### Exercise
Search the data for the string "mascara" and extract every line where it appears.

### Data
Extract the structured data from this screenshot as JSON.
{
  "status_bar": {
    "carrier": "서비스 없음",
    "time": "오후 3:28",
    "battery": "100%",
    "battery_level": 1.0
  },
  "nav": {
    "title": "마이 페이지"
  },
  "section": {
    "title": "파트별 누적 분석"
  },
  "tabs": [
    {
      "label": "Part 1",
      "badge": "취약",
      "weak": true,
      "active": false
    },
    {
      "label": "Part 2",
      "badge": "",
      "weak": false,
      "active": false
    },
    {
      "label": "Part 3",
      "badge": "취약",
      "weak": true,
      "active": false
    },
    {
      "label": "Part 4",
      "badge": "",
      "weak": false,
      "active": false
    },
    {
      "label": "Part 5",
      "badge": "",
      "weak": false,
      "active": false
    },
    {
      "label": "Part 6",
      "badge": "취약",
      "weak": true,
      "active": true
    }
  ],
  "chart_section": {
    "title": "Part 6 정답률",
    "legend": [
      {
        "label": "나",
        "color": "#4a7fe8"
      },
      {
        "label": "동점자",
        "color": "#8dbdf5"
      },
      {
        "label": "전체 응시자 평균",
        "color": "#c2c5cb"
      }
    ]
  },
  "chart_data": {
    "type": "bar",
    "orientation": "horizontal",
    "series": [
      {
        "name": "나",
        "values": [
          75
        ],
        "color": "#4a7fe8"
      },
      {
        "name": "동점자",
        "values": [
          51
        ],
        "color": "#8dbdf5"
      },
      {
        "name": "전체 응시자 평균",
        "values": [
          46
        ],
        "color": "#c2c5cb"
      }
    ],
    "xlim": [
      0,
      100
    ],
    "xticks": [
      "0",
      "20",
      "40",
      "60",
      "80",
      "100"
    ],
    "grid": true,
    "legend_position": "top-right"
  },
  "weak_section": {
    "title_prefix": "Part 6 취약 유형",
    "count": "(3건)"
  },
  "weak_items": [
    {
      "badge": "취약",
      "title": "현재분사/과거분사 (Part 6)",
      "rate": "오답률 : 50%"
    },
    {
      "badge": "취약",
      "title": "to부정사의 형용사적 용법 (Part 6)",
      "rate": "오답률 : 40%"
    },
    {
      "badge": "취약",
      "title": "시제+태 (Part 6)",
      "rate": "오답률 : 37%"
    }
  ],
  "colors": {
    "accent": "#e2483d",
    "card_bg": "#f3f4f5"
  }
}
---
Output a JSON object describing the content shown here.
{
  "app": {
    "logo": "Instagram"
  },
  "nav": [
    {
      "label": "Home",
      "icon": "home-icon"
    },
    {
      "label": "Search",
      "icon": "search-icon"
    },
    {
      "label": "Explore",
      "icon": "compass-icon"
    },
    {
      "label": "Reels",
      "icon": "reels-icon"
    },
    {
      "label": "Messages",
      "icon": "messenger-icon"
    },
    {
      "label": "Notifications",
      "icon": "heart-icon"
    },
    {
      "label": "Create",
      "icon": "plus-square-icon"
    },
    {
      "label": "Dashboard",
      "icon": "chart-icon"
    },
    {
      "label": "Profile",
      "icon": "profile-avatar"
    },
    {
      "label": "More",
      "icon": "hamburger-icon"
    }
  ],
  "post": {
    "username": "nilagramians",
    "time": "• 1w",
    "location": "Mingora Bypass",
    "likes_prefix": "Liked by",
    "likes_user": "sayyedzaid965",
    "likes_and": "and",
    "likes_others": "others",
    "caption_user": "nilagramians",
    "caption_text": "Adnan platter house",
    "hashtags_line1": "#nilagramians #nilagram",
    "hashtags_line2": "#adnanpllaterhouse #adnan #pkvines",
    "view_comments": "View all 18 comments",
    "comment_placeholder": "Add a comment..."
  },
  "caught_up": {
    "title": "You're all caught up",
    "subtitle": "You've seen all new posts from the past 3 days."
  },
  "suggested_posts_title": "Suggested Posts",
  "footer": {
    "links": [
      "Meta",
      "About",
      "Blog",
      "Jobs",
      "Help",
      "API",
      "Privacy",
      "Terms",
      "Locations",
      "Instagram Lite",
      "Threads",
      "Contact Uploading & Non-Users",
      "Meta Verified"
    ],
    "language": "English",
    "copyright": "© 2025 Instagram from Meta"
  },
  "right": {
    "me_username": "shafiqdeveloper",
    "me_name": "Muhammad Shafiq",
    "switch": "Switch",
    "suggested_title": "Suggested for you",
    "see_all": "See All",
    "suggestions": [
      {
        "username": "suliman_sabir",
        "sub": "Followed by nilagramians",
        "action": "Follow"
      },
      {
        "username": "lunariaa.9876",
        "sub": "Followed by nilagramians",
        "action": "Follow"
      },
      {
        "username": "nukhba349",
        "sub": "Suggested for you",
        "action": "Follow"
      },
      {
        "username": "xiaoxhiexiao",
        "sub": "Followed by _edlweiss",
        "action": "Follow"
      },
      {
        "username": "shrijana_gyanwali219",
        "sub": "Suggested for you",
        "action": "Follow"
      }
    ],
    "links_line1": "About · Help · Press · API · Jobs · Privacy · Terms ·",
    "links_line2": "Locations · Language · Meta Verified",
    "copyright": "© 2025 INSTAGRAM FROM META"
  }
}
* * *
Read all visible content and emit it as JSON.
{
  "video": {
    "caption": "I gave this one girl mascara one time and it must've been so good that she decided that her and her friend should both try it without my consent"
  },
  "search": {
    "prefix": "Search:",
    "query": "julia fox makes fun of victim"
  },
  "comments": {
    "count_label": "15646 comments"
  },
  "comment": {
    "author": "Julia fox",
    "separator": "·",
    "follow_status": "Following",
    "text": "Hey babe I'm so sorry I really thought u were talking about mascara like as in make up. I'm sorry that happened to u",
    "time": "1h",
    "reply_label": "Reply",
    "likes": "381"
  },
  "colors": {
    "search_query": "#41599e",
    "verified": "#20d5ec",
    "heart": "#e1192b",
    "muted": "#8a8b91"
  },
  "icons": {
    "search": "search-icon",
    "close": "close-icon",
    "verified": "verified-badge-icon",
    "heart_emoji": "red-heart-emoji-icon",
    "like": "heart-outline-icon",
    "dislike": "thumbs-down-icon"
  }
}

### Answer to this task
    "caption": "I gave this one girl mascara one time and it must've been so good that she decided that her and her friend should both try it without my consent"
    "text": "Hey babe I'm so sorry I really thought u were talking about mascara like as in make up. I'm sorry that happened to u",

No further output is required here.